Records from a dataset -
※ ※ ※

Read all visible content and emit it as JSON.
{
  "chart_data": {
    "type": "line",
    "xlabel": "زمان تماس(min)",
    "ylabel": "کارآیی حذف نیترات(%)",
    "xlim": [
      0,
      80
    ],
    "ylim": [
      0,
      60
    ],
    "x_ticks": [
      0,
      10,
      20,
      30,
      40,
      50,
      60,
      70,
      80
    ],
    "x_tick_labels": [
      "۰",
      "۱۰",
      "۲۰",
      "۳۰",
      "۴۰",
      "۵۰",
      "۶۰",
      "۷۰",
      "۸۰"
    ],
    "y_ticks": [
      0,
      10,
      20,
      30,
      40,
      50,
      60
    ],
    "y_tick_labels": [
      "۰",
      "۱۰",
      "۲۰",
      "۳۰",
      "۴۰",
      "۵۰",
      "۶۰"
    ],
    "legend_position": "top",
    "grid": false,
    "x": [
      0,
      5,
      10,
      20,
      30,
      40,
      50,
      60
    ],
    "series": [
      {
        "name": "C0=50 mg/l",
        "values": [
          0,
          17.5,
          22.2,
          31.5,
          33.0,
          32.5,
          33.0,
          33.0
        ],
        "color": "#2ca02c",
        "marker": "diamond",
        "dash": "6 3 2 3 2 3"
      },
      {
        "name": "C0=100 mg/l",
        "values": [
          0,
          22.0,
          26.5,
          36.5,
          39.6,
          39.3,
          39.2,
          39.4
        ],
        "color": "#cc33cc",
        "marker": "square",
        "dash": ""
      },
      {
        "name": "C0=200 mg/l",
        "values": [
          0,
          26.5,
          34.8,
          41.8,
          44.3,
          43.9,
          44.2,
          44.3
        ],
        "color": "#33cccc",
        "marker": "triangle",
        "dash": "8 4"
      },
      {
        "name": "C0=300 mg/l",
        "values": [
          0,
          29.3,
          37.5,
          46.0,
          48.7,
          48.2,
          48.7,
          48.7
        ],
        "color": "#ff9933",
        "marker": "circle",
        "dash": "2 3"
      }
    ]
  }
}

※ ※ ※

Exercise objective - Print out the whole listing exactly as it appears.

Exercise result -
Read all visible content and emit it as JSON.
{
  "chart_data": {
    "type": "line",
    "xlabel": "زمان تماس(min)",
    "ylabel": "کارآیی حذف نیترات(%)",
    "xlim": [
      0,
      80
    ],
    "ylim": [
      0,
      60
    ],
    "x_ticks": [
      0,
      10,
      20,
      30,
      40,
      50,
      60,
      70,
      80
    ],
    "x_tick_labels": [
      "۰",
      "۱۰",
      "۲۰",
      "۳۰",
      "۴۰",
      "۵۰",
      "۶۰",
      "۷۰",
      "۸۰"
    ],
    "y_ticks": [
      0,
      10,
      20,
      30,
      40,
      50,
      60
    ],
    "y_tick_labels": [
      "۰",
      "۱۰",
      "۲۰",
      "۳۰",
      "۴۰",
      "۵۰",
      "۶۰"
    ],
    "legend_position": "top",
    "grid": false,
    "x": [
      0,
      5,
      10,
      20,
      30,
      40,
      50,
      60
    ],
    "series": [
      {
        "name": "C0=50 mg/l",
        "values": [
          0,
          17.5,
          22.2,
          31.5,
          33.0,
          32.5,
          33.0,
          33.0
        ],
        "color": "#2ca02c",
        "marker": "diamond",
        "dash": "6 3 2 3 2 3"
      },
      {
        "name": "C0=100 mg/l",
        "values": [
          0,
          22.0,
          26.5,
          36.5,
          39.6,
          39.3,
          39.2,
          39.4
        ],
        "color": "#cc33cc",
        "marker": "square",
        "dash": ""
      },
      {
        "name": "C0=200 mg/l",
        "values": [
          0,
          26.5,
          34.8,
          41.8,
          44.3,
          43.9,
          44.2,
          44.3
        ],
        "color": "#33cccc",
        "marker": "triangle",
        "dash": "8 4"
      },
      {
        "name": "C0=300 mg/l",
        "values": [
          0,
          29.3,
          37.5,
          46.0,
          48.7,
          48.2,
          48.7,
          48.7
        ],
        "color": "#ff9933",
        "marker": "circle",
        "dash": "2 3"
      }
    ]
  }
}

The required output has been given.